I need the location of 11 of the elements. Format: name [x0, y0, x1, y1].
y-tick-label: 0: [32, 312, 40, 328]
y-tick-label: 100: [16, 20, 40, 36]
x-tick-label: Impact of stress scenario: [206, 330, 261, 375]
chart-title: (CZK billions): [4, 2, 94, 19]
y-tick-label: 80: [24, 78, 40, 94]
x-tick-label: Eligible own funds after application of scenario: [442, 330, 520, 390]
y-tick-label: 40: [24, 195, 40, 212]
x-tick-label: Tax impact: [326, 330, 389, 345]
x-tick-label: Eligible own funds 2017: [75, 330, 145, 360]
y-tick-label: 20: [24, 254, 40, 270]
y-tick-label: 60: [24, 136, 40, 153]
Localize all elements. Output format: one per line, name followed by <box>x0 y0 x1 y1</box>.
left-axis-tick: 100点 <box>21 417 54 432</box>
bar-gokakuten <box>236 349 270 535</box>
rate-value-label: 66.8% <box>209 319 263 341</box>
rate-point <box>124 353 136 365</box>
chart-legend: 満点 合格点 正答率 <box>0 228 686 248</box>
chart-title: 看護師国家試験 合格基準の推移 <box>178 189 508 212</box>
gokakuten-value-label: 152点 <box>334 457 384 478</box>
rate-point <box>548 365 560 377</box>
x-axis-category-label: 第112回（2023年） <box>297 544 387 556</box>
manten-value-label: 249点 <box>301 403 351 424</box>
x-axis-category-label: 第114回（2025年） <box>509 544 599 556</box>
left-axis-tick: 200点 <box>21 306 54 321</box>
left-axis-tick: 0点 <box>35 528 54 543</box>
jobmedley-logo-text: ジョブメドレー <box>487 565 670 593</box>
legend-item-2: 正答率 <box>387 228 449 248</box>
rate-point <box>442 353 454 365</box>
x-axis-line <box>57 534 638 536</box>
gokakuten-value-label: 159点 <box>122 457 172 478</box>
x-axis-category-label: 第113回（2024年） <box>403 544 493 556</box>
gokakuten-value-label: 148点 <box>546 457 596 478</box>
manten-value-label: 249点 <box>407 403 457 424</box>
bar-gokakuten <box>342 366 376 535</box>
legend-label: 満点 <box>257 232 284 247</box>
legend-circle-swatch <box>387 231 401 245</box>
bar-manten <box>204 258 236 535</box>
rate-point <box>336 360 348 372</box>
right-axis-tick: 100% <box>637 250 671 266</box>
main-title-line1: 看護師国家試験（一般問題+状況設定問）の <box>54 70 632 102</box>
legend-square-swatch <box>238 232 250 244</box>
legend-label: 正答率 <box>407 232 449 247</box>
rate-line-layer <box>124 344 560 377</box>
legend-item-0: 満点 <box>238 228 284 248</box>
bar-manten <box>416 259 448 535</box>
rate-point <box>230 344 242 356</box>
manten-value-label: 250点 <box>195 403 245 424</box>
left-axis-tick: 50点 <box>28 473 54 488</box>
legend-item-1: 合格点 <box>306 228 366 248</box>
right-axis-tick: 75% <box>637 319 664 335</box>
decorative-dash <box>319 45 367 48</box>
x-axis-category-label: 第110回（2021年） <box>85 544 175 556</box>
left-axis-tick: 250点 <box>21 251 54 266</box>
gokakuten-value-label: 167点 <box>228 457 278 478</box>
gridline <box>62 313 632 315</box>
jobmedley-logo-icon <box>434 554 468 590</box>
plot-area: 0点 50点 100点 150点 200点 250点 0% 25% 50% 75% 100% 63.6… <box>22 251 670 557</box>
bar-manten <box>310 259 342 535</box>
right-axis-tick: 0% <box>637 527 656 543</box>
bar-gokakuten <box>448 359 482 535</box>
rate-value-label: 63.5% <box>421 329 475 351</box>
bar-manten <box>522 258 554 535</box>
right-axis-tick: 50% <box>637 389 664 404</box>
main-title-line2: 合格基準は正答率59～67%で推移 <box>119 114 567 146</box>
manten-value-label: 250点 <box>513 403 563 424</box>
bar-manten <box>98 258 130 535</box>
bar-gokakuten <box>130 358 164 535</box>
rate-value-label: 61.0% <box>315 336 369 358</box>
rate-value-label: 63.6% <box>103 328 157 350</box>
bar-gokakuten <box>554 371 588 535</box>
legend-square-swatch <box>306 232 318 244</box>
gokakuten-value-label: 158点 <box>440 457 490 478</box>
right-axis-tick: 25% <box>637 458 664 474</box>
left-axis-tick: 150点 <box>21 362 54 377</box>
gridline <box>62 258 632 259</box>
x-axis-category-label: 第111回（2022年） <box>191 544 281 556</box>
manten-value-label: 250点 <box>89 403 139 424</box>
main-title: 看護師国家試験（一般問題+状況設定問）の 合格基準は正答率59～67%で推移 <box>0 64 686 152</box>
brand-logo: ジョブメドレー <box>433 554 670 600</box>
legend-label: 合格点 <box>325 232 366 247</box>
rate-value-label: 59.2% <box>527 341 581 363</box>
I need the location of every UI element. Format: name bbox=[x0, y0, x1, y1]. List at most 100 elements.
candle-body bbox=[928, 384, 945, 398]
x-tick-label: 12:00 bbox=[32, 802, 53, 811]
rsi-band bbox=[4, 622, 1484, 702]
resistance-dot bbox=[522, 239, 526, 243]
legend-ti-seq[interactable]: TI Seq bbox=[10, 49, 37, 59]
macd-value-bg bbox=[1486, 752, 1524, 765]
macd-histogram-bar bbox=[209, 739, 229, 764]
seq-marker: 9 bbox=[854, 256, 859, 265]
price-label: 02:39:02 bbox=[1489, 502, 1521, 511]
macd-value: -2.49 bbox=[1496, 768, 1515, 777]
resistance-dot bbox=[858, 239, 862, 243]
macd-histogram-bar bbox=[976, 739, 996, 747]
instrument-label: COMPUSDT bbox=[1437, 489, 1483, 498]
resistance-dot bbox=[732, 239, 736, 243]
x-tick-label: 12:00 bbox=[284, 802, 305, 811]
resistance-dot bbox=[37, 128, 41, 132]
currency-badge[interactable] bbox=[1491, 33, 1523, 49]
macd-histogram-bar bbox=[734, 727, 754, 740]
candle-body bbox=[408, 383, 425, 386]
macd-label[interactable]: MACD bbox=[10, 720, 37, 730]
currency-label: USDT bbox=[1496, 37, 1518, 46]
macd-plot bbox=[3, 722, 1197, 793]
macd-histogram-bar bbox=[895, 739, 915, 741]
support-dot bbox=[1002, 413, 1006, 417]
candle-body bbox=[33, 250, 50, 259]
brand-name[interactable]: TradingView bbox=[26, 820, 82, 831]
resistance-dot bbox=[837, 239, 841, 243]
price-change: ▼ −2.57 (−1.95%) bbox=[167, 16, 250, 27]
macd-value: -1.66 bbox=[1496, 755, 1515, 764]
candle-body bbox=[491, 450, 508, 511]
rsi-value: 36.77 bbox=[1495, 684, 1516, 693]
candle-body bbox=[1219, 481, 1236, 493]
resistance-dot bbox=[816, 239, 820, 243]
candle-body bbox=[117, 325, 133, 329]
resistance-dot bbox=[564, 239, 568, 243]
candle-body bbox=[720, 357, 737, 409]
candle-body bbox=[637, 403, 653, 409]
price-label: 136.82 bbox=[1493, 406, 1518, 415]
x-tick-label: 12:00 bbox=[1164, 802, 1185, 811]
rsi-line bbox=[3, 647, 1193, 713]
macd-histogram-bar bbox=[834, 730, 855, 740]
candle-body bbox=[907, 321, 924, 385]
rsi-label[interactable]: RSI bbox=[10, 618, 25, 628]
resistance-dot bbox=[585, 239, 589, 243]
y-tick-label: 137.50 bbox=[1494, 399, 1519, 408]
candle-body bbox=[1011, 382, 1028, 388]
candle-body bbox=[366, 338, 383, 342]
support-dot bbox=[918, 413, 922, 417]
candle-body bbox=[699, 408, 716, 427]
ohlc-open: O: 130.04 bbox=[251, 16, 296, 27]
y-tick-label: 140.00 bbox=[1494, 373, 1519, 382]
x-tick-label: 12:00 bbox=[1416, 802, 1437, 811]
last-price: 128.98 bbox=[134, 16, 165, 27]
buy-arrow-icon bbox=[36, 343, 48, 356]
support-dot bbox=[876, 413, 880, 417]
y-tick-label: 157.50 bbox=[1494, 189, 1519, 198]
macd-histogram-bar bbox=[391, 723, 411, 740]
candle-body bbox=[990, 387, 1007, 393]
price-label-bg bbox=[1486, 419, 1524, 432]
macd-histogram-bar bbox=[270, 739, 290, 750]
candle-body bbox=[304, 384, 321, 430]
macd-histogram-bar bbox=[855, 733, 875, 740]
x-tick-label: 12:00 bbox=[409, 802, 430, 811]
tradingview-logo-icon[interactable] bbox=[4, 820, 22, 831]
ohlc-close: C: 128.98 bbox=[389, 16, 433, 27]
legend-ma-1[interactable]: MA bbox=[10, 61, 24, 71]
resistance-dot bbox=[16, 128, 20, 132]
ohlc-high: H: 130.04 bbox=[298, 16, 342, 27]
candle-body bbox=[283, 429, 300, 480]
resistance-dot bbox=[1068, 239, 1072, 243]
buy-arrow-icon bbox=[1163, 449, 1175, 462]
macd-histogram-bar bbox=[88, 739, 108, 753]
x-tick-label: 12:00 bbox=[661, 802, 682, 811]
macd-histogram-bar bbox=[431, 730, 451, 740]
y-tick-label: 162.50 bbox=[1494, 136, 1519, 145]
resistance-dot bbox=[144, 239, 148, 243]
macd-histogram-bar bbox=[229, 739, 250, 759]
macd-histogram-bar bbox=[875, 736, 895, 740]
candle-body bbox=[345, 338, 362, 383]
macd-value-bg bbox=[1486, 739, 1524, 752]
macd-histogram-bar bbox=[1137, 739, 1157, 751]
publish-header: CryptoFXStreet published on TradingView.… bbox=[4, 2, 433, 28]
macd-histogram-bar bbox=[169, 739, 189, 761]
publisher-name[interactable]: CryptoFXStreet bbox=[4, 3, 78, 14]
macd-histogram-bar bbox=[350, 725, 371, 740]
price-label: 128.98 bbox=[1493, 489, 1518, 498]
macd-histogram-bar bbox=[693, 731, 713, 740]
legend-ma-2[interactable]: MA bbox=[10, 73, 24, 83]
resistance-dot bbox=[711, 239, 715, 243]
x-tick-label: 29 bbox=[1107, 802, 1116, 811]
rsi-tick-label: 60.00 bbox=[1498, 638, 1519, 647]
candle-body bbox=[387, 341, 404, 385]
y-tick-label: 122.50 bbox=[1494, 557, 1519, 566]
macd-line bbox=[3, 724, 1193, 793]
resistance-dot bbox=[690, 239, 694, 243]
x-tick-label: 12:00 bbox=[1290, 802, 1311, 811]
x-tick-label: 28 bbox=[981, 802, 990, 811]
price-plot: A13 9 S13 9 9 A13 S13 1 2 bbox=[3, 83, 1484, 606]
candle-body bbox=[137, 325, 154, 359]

════════════════

■ **Exercise description**
Please edit everything from the start of the entries down to the line containing "y-tick-label: 60: [24, 136, 40, 153]", changing "Tax impact" to "Tax effect" and leaving the rest as it is. Return only those lines.

■ **Output of the task**
I need the location of 11 of the elements. Format: name [x0, y0, x1, y1].
y-tick-label: 0: [32, 312, 40, 328]
y-tick-label: 100: [16, 20, 40, 36]
x-tick-label: Impact of stress scenario: [206, 330, 261, 375]
chart-title: (CZK billions): [4, 2, 94, 19]
y-tick-label: 80: [24, 78, 40, 94]
x-tick-label: Eligible own funds after application of scenario: [442, 330, 520, 390]
y-tick-label: 40: [24, 195, 40, 212]
x-tick-label: Tax effect: [326, 330, 389, 345]
x-tick-label: Eligible own funds 2017: [75, 330, 145, 360]
y-tick-label: 20: [24, 254, 40, 270]
y-tick-label: 60: [24, 136, 40, 153]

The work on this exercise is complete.